## Brief
It is required that all of the data be written out exactly.

## Records to use
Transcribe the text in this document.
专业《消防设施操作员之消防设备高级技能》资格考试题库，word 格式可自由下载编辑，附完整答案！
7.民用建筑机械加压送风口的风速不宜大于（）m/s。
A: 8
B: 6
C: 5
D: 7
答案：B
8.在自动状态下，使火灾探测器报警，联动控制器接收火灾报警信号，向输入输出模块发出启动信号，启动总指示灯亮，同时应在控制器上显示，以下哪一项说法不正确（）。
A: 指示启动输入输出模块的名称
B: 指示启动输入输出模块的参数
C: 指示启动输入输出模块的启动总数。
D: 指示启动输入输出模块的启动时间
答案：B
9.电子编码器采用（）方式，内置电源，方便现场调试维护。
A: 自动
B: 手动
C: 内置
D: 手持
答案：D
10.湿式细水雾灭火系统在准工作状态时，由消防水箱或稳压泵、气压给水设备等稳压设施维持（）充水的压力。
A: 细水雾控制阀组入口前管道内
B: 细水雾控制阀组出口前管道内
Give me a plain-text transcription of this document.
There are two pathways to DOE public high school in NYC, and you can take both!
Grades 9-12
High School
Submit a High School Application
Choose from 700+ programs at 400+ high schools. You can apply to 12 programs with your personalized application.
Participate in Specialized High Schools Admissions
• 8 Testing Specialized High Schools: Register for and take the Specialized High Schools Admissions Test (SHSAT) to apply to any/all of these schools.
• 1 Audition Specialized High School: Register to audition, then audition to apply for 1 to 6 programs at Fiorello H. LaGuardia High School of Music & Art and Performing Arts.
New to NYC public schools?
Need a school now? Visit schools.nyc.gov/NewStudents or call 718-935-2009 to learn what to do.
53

## Response below
Transcribe the text in this document.
专业《消防设施操作员之消防设备高级技能》资格考试题库，word 格式可自由下载编辑，附完整答案！
7.民用建筑机械加压送风口的风速不宜大于（）m/s。
A: 8
B: 6
C: 5
D: 7
答案：B
8.在自动状态下，使火灾探测器报警，联动控制器接收火灾报警信号，向输入输出模块发出启动信号，启动总指示灯亮，同时应在控制器上显示，以下哪一项说法不正确（）。
A: 指示启动输入输出模块的名称
B: 指示启动输入输出模块的参数
C: 指示启动输入输出模块的启动总数。
D: 指示启动输入输出模块的启动时间
答案：B
9.电子编码器采用（）方式，内置电源，方便现场调试维护。
A: 自动
B: 手动
C: 内置
D: 手持
答案：D
10.湿式细水雾灭火系统在准工作状态时，由消防水箱或稳压泵、气压给水设备等稳压设施维持（）充水的压力。
A: 细水雾控制阀组入口前管道内
B: 细水雾控制阀组出口前管道内
Give me a plain-text transcription of this document.
There are two pathways to DOE public high school in NYC, and you can take both!
Grades 9-12
High School
Submit a High School Application
Choose from 700+ programs at 400+ high schools. You can apply to 12 programs with your personalized application.
Participate in Specialized High Schools Admissions
• 8 Testing Specialized High Schools: Register for and take the Specialized High Schools Admissions Test (SHSAT) to apply to any/all of these schools.
• 1 Audition Specialized High School: Register to audition, then audition to apply for 1 to 6 programs at Fiorello H. LaGuardia High School of Music & Art and Performing Arts.
New to NYC public schools?
Need a school now? Visit schools.nyc.gov/NewStudents or call 718-935-2009 to learn what to do.
53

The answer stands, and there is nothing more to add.